*** Records ***

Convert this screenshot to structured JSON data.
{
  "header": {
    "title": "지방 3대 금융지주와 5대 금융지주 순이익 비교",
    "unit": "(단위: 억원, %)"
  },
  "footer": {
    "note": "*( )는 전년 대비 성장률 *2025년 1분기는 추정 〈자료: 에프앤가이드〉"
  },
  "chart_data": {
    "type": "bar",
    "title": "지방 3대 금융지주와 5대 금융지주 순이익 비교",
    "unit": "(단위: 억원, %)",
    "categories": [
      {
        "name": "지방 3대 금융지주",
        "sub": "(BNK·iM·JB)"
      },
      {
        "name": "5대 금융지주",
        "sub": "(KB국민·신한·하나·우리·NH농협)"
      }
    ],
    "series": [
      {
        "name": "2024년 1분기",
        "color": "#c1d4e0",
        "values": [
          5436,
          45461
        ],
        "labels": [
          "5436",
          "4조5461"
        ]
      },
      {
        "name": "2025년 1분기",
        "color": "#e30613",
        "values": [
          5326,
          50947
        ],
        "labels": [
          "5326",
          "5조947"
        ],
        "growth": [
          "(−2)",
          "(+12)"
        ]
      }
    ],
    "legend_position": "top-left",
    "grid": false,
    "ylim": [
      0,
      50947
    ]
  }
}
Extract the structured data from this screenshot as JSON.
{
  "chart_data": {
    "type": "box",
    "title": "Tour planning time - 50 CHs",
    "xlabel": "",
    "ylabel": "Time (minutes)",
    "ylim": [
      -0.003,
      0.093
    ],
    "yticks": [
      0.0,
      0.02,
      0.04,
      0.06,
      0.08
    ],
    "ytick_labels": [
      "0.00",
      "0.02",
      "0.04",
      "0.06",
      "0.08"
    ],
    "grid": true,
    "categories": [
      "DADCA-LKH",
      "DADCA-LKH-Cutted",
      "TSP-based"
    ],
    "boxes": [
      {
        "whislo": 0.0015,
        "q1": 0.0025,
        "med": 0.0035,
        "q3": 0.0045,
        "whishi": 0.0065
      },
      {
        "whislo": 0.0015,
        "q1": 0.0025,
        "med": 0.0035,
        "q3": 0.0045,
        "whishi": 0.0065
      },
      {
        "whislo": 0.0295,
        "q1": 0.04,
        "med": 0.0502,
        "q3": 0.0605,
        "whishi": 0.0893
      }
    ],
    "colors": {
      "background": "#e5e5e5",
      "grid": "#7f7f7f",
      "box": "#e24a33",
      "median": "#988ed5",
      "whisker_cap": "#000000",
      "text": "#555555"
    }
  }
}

***

Going through the entries above, tally each line that has the word "금융지주". Answer with the number only.

**Task output**.
4